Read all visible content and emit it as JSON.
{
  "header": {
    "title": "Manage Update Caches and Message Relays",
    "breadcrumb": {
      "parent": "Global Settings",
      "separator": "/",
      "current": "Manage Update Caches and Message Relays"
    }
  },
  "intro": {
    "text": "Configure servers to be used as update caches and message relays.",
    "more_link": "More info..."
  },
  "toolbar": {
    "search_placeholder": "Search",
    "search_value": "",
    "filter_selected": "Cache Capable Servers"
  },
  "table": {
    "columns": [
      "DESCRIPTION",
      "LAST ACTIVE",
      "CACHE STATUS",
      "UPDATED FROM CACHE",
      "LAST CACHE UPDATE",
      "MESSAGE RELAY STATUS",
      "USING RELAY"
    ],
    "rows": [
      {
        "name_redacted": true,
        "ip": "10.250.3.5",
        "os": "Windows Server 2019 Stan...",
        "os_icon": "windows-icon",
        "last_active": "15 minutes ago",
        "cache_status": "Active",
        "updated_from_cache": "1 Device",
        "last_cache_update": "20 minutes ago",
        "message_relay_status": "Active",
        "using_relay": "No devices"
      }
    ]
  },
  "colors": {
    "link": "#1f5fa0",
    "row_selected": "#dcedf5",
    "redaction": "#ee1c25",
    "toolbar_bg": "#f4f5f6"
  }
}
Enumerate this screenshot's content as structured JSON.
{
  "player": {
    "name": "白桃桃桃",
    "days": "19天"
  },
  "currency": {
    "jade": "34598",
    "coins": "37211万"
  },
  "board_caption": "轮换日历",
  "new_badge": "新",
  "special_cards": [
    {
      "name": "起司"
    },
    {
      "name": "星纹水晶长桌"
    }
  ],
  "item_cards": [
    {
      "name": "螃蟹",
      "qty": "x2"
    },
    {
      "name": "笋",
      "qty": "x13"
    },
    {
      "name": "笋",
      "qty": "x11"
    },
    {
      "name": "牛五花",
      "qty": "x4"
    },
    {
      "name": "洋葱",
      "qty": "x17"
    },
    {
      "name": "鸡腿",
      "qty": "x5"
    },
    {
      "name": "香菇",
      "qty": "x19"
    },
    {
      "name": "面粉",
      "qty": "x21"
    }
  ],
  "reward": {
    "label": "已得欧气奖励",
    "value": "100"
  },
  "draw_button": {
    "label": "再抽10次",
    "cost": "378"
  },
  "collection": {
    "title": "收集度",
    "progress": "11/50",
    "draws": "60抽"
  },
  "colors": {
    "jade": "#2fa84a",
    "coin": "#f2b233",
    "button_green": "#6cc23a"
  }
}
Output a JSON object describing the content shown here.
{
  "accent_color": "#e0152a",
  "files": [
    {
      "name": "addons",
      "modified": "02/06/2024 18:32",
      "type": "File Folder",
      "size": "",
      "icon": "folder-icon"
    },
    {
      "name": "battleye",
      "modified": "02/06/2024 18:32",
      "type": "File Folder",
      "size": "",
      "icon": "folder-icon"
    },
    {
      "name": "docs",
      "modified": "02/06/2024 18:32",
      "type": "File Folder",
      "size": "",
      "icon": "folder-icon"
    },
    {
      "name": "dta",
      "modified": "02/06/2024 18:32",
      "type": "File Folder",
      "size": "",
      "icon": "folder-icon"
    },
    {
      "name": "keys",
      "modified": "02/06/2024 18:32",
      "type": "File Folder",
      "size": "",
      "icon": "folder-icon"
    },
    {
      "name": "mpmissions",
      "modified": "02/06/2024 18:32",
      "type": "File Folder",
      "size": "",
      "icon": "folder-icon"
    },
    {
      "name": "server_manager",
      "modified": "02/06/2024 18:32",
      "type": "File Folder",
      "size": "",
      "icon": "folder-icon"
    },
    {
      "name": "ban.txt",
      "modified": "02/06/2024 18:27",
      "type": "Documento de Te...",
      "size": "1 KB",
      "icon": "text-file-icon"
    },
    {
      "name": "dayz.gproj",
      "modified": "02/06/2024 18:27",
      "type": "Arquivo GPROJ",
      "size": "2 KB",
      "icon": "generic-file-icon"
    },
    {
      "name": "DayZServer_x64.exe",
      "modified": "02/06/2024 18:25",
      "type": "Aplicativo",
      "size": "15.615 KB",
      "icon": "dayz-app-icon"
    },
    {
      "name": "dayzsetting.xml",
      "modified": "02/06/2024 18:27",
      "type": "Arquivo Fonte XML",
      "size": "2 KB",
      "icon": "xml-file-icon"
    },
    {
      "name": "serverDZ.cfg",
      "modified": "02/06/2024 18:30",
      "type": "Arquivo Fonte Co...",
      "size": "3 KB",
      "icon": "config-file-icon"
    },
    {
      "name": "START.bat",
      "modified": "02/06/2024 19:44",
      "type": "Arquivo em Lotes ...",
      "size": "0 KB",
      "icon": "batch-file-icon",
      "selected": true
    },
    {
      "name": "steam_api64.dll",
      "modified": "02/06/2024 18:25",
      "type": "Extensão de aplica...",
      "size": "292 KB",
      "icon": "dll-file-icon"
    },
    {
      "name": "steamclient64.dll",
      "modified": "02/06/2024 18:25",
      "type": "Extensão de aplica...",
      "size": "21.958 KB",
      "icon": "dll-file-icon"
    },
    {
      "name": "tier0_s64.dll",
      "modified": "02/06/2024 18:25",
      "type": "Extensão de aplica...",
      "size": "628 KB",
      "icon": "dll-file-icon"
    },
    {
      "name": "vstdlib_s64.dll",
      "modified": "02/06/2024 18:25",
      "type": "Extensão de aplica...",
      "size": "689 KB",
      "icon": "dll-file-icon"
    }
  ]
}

★ ★ ★ ★

Goal of the exercise> Examine the listing and say how many of its lines contain the string "minutes". Give the number alone.

Exercise result> 2